▶ [AIM]:
Quote the records that follow in full and exactly; leave out the pictures.

Records about charts and figures
◇ ◇ ◇ ◇ ◇ ◇ ◇

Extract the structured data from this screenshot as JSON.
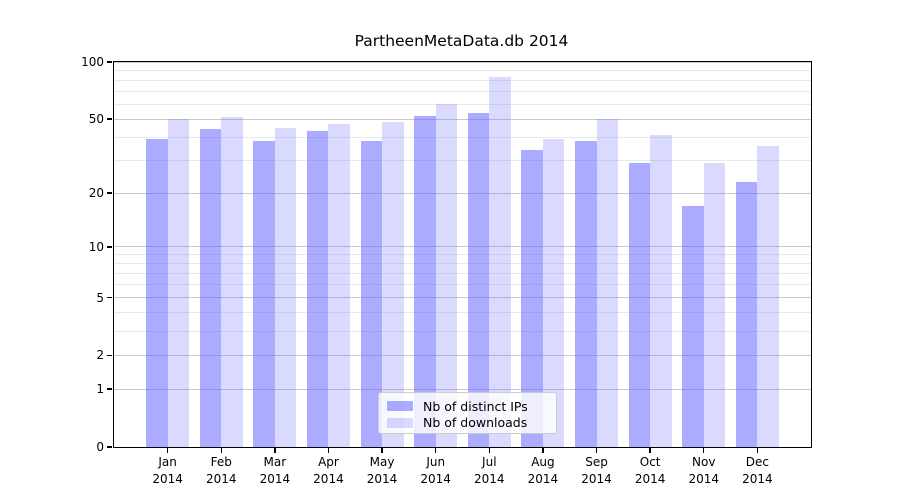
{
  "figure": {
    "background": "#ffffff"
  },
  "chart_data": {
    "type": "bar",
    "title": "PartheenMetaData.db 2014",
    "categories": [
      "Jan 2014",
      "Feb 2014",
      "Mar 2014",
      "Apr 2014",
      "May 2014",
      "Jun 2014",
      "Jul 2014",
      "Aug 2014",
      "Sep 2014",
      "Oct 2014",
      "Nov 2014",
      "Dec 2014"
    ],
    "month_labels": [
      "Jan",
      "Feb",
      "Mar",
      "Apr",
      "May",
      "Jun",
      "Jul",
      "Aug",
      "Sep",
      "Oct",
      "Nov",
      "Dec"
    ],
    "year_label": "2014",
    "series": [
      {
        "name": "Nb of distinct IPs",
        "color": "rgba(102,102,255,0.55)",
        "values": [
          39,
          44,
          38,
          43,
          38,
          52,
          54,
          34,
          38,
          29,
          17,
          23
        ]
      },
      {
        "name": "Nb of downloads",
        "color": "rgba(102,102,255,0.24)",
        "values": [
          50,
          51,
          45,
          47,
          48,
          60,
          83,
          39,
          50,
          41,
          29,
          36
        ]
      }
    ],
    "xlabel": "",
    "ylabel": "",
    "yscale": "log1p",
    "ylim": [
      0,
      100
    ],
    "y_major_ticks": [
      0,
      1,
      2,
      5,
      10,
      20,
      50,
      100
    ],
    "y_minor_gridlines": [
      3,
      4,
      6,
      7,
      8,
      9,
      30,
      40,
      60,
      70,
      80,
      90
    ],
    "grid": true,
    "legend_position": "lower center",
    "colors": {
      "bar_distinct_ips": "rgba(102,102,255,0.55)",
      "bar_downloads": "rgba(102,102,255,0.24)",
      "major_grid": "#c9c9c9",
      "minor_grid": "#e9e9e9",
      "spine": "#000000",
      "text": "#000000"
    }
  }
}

◇ ◇ ◇ ◇ ◇ ◇ ◇

▶ [FULL OUTPUT]:
Extract the structured data from this screenshot as JSON.
{
  "figure": {
    "background": "#ffffff"
  },
  "chart_data": {
    "type": "bar",
    "title": "PartheenMetaData.db 2014",
    "categories": [
      "Jan 2014",
      "Feb 2014",
      "Mar 2014",
      "Apr 2014",
      "May 2014",
      "Jun 2014",
      "Jul 2014",
      "Aug 2014",
      "Sep 2014",
      "Oct 2014",
      "Nov 2014",
      "Dec 2014"
    ],
    "month_labels": [
      "Jan",
      "Feb",
      "Mar",
      "Apr",
      "May",
      "Jun",
      "Jul",
      "Aug",
      "Sep",
      "Oct",
      "Nov",
      "Dec"
    ],
    "year_label": "2014",
    "series": [
      {
        "name": "Nb of distinct IPs",
        "color": "rgba(102,102,255,0.55)",
        "values": [
          39,
          44,
          38,
          43,
          38,
          52,
          54,
          34,
          38,
          29,
          17,
          23
        ]
      },
      {
        "name": "Nb of downloads",
        "color": "rgba(102,102,255,0.24)",
        "values": [
          50,
          51,
          45,
          47,
          48,
          60,
          83,
          39,
          50,
          41,
          29,
          36
        ]
      }
    ],
    "xlabel": "",
    "ylabel": "",
    "yscale": "log1p",
    "ylim": [
      0,
      100
    ],
    "y_major_ticks": [
      0,
      1,
      2,
      5,
      10,
      20,
      50,
      100
    ],
    "y_minor_gridlines": [
      3,
      4,
      6,
      7,
      8,
      9,
      30,
      40,
      60,
      70,
      80,
      90
    ],
    "grid": true,
    "legend_position": "lower center",
    "colors": {
      "bar_distinct_ips": "rgba(102,102,255,0.55)",
      "bar_downloads": "rgba(102,102,255,0.24)",
      "major_grid": "#c9c9c9",
      "minor_grid": "#e9e9e9",
      "spine": "#000000",
      "text": "#000000"
    }
  }
}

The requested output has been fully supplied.